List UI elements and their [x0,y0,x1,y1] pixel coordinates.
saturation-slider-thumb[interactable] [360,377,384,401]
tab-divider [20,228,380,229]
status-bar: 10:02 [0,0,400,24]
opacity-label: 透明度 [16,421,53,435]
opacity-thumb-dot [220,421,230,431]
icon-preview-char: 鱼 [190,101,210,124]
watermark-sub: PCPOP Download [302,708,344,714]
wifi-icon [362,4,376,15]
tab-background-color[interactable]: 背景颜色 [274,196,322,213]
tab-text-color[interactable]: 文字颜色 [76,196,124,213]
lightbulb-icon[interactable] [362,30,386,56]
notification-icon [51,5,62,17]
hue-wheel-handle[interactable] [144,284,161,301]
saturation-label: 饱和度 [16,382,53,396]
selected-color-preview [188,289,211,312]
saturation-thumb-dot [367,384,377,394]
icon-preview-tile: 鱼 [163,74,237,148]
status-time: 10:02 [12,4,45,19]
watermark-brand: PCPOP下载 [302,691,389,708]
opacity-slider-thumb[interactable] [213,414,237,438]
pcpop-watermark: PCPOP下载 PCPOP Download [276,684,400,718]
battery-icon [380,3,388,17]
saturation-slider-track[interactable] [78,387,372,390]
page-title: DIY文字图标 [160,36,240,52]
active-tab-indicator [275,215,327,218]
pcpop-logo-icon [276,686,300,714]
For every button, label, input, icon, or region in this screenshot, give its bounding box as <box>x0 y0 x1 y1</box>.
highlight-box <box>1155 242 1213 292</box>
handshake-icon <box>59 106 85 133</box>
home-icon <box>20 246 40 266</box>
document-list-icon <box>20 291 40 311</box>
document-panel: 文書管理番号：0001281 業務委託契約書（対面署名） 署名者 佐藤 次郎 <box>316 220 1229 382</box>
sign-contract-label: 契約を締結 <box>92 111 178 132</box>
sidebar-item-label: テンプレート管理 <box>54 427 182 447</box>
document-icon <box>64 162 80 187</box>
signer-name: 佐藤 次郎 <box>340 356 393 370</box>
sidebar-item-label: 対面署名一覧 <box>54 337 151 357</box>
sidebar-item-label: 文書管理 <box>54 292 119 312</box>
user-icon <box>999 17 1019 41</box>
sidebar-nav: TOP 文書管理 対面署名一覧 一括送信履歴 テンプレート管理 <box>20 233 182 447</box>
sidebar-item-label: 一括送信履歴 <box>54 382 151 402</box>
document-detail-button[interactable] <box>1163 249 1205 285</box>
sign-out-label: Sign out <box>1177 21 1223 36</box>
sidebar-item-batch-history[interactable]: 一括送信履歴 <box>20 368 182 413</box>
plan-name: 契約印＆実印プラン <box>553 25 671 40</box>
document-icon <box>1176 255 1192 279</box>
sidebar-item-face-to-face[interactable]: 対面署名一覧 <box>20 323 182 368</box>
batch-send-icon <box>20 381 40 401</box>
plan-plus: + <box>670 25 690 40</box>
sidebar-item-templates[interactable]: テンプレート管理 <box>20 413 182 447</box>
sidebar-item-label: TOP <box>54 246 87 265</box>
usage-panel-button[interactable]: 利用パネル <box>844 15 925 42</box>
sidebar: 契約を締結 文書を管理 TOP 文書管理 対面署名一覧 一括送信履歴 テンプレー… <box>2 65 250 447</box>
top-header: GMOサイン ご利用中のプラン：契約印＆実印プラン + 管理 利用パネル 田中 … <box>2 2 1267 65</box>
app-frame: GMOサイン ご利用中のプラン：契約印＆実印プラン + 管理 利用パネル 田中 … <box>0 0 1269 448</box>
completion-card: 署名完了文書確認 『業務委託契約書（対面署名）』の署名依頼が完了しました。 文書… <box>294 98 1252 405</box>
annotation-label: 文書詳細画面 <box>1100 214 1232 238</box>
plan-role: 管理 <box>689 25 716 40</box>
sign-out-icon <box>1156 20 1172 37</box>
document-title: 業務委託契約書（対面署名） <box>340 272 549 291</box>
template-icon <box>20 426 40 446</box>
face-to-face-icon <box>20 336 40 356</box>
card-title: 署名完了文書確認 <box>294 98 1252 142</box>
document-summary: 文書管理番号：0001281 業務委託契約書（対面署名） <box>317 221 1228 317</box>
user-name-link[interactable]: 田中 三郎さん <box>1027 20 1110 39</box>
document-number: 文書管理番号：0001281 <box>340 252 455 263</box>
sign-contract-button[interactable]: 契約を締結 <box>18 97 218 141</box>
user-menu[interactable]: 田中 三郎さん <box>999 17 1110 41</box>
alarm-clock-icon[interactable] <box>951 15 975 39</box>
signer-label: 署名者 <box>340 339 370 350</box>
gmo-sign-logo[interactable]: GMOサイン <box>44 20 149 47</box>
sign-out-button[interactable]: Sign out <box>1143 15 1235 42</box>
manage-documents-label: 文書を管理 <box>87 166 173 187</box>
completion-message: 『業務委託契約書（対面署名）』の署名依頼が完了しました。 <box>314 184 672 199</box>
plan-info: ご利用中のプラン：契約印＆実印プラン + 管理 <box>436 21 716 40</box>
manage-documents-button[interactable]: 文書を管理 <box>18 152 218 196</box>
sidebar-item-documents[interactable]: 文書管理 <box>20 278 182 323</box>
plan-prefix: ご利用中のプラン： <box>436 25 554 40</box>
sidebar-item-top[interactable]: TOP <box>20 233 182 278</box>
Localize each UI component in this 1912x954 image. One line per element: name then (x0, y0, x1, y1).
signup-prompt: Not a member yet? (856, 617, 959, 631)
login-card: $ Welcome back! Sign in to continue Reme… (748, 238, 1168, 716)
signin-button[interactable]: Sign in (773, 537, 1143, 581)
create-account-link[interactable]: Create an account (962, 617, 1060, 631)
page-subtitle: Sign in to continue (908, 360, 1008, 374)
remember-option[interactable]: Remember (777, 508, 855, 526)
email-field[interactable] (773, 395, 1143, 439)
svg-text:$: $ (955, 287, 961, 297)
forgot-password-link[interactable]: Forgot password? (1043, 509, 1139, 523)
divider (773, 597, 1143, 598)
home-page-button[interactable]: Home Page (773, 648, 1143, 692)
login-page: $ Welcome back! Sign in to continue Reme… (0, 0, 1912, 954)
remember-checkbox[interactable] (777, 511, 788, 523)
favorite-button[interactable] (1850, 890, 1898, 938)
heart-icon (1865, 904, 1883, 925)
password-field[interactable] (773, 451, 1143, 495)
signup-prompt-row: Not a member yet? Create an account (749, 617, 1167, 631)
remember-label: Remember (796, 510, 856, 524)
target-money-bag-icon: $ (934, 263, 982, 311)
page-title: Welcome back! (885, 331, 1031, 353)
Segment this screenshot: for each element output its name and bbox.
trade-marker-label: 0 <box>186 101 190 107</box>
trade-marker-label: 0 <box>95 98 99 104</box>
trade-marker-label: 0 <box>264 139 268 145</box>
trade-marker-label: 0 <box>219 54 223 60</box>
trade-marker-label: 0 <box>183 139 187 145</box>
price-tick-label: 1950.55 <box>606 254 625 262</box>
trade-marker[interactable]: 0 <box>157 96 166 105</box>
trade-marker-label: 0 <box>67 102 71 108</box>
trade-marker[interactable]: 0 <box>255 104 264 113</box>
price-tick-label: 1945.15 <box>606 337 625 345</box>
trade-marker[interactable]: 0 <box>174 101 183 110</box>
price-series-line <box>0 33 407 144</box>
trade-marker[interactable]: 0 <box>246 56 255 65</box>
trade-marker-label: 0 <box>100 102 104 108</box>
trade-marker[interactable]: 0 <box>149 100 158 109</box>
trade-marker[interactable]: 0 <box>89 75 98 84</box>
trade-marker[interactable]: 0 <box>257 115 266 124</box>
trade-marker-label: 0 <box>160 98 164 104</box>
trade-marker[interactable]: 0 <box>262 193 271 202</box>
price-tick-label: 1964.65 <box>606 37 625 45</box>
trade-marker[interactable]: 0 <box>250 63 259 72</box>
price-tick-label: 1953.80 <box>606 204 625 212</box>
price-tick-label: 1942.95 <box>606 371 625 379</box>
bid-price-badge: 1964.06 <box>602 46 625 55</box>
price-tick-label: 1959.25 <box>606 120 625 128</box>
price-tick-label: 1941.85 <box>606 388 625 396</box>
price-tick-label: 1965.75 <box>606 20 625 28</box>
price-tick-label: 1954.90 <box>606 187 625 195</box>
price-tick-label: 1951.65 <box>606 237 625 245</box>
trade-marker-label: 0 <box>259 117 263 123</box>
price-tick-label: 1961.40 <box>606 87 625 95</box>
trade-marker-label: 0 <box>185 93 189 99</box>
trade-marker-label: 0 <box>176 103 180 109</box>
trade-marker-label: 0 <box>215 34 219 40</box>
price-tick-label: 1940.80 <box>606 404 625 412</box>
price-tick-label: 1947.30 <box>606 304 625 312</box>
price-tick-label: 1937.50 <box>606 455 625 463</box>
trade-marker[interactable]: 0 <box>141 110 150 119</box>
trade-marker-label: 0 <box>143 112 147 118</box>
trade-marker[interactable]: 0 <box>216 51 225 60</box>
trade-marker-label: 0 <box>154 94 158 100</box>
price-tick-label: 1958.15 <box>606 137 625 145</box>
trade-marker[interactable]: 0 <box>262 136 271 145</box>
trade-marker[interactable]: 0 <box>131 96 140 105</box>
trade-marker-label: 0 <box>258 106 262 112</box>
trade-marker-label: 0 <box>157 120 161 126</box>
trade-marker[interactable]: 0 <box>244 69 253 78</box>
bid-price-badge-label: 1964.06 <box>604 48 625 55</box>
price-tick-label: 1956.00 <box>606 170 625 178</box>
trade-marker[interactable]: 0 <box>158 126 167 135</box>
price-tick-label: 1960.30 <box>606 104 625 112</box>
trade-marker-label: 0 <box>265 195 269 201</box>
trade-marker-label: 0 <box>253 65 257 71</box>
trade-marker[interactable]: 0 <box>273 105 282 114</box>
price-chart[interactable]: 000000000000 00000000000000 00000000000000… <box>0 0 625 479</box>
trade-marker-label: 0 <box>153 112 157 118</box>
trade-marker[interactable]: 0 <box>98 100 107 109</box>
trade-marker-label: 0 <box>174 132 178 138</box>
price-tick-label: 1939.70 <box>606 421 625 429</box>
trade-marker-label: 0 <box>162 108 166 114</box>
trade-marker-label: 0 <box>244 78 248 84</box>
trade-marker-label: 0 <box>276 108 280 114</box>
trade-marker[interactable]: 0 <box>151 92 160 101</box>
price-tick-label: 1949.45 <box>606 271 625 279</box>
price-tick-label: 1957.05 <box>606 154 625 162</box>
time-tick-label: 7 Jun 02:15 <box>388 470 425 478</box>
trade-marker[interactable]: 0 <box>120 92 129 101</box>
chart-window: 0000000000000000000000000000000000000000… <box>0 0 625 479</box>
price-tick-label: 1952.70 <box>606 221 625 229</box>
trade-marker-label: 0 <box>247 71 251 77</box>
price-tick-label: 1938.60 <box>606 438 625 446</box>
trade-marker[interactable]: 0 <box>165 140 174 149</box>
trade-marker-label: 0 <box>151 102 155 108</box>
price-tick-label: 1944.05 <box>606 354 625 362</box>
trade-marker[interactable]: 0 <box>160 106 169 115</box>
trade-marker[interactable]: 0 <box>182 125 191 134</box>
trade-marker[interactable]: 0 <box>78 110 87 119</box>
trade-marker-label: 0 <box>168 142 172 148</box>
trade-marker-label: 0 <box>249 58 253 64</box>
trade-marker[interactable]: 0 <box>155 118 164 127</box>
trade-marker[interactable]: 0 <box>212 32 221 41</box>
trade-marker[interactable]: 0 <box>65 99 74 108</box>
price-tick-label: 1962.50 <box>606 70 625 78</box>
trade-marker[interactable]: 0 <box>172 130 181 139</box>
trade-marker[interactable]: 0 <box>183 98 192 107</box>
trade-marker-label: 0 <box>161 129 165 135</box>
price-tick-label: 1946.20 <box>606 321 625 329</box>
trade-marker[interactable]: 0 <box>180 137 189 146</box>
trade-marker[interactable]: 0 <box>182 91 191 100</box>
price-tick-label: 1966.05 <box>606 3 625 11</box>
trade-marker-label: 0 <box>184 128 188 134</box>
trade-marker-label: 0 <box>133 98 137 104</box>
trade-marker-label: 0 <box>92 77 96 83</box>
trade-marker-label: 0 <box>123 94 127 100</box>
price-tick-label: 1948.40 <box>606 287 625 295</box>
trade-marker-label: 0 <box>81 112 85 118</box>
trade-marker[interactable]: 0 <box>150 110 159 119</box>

__Goal__. Copy out every line of the material verbatim, starting with its first line and going on through the line that contains "document-list-icon <box>20 291 40 311</box>", with both of those lines included.

__The answer__.
List UI elements and their [x0,y0,x1,y1] pixel coordinates.
saturation-slider-thumb[interactable] [360,377,384,401]
tab-divider [20,228,380,229]
status-bar: 10:02 [0,0,400,24]
opacity-label: 透明度 [16,421,53,435]
opacity-thumb-dot [220,421,230,431]
icon-preview-char: 鱼 [190,101,210,124]
watermark-sub: PCPOP Download [302,708,344,714]
wifi-icon [362,4,376,15]
tab-background-color[interactable]: 背景颜色 [274,196,322,213]
tab-text-color[interactable]: 文字颜色 [76,196,124,213]
lightbulb-icon[interactable] [362,30,386,56]
notification-icon [51,5,62,17]
hue-wheel-handle[interactable] [144,284,161,301]
saturation-label: 饱和度 [16,382,53,396]
selected-color-preview [188,289,211,312]
saturation-thumb-dot [367,384,377,394]
icon-preview-tile: 鱼 [163,74,237,148]
status-time: 10:02 [12,4,45,19]
watermark-brand: PCPOP下载 [302,691,389,708]
opacity-slider-thumb[interactable] [213,414,237,438]
pcpop-watermark: PCPOP下载 PCPOP Download [276,684,400,718]
battery-icon [380,3,388,17]
saturation-slider-track[interactable] [78,387,372,390]
page-title: DIY文字图标 [160,36,240,52]
active-tab-indicator [275,215,327,218]
pcpop-logo-icon [276,686,300,714]
For every button, label, input, icon, or region in this screenshot, give its bounding box as <box>x0 y0 x1 y1</box>.
highlight-box <box>1155 242 1213 292</box>
handshake-icon <box>59 106 85 133</box>
home-icon <box>20 246 40 266</box>
document-list-icon <box>20 291 40 311</box>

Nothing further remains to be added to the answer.